— start —
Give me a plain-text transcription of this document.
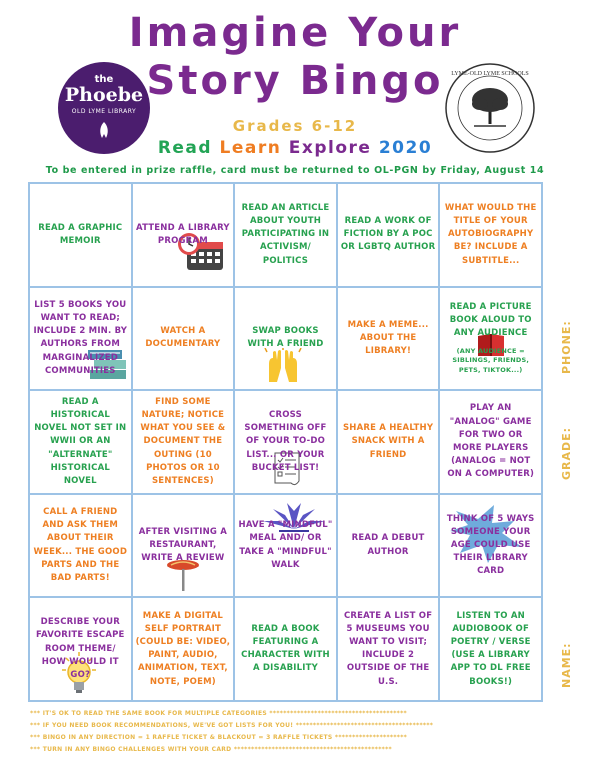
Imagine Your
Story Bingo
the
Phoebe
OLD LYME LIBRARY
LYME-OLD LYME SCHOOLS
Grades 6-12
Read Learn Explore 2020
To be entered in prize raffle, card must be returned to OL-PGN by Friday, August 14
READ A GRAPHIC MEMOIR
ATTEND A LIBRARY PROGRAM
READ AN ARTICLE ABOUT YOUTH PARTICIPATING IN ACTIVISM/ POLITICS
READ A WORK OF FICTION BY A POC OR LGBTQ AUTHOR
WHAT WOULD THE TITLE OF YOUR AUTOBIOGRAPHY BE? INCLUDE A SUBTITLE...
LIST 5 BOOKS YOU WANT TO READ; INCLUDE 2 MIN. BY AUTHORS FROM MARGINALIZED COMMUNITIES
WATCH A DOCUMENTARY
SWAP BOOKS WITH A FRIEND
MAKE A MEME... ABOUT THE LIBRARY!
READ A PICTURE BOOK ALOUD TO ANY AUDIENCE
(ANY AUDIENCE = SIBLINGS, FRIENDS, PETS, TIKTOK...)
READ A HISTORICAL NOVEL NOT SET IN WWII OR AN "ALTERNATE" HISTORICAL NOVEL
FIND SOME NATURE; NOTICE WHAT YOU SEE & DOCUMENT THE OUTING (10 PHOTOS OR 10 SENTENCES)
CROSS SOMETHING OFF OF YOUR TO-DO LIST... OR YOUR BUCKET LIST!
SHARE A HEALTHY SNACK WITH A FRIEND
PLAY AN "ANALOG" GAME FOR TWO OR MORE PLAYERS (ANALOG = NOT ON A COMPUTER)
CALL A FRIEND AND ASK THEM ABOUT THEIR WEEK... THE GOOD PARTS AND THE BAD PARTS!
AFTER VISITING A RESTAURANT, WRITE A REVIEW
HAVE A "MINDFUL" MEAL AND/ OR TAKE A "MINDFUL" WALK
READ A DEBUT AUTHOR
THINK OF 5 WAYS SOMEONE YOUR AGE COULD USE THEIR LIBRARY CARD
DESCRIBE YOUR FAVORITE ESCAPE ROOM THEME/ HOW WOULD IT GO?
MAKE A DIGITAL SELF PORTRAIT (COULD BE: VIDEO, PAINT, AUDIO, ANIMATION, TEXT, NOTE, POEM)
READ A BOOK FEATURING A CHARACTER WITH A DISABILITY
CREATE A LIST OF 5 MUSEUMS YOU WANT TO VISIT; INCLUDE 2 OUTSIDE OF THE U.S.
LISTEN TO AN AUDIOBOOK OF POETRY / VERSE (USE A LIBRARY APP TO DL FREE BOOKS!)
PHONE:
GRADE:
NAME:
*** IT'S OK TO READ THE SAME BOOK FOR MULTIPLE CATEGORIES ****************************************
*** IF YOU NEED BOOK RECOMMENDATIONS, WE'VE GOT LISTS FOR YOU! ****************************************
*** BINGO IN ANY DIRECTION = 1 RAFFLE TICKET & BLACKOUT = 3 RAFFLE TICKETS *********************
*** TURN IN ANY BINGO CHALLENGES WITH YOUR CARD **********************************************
— end —
Aim - Transcribe the whole listing, character for character, but not its images.

Written solution -
Give me a plain-text transcription of this document.
Imagine Your
Story Bingo
the
Phoebe
OLD LYME LIBRARY
LYME-OLD LYME SCHOOLS
Grades 6-12
Read Learn Explore 2020
To be entered in prize raffle, card must be returned to OL-PGN by Friday, August 14
READ A GRAPHIC MEMOIR
ATTEND A LIBRARY PROGRAM
READ AN ARTICLE ABOUT YOUTH PARTICIPATING IN ACTIVISM/ POLITICS
READ A WORK OF FICTION BY A POC OR LGBTQ AUTHOR
WHAT WOULD THE TITLE OF YOUR AUTOBIOGRAPHY BE? INCLUDE A SUBTITLE...
LIST 5 BOOKS YOU WANT TO READ; INCLUDE 2 MIN. BY AUTHORS FROM MARGINALIZED COMMUNITIES
WATCH A DOCUMENTARY
SWAP BOOKS WITH A FRIEND
MAKE A MEME... ABOUT THE LIBRARY!
READ A PICTURE BOOK ALOUD TO ANY AUDIENCE
(ANY AUDIENCE = SIBLINGS, FRIENDS, PETS, TIKTOK...)
READ A HISTORICAL NOVEL NOT SET IN WWII OR AN "ALTERNATE" HISTORICAL NOVEL
FIND SOME NATURE; NOTICE WHAT YOU SEE & DOCUMENT THE OUTING (10 PHOTOS OR 10 SENTENCES)
CROSS SOMETHING OFF OF YOUR TO-DO LIST... OR YOUR BUCKET LIST!
SHARE A HEALTHY SNACK WITH A FRIEND
PLAY AN "ANALOG" GAME FOR TWO OR MORE PLAYERS (ANALOG = NOT ON A COMPUTER)
CALL A FRIEND AND ASK THEM ABOUT THEIR WEEK... THE GOOD PARTS AND THE BAD PARTS!
AFTER VISITING A RESTAURANT, WRITE A REVIEW
HAVE A "MINDFUL" MEAL AND/ OR TAKE A "MINDFUL" WALK
READ A DEBUT AUTHOR
THINK OF 5 WAYS SOMEONE YOUR AGE COULD USE THEIR LIBRARY CARD
DESCRIBE YOUR FAVORITE ESCAPE ROOM THEME/ HOW WOULD IT GO?
MAKE A DIGITAL SELF PORTRAIT (COULD BE: VIDEO, PAINT, AUDIO, ANIMATION, TEXT, NOTE, POEM)
READ A BOOK FEATURING A CHARACTER WITH A DISABILITY
CREATE A LIST OF 5 MUSEUMS YOU WANT TO VISIT; INCLUDE 2 OUTSIDE OF THE U.S.
LISTEN TO AN AUDIOBOOK OF POETRY / VERSE (USE A LIBRARY APP TO DL FREE BOOKS!)
PHONE:
GRADE:
NAME:
*** IT'S OK TO READ THE SAME BOOK FOR MULTIPLE CATEGORIES ****************************************
*** IF YOU NEED BOOK RECOMMENDATIONS, WE'VE GOT LISTS FOR YOU! ****************************************
*** BINGO IN ANY DIRECTION = 1 RAFFLE TICKET & BLACKOUT = 3 RAFFLE TICKETS *********************
*** TURN IN ANY BINGO CHALLENGES WITH YOUR CARD **********************************************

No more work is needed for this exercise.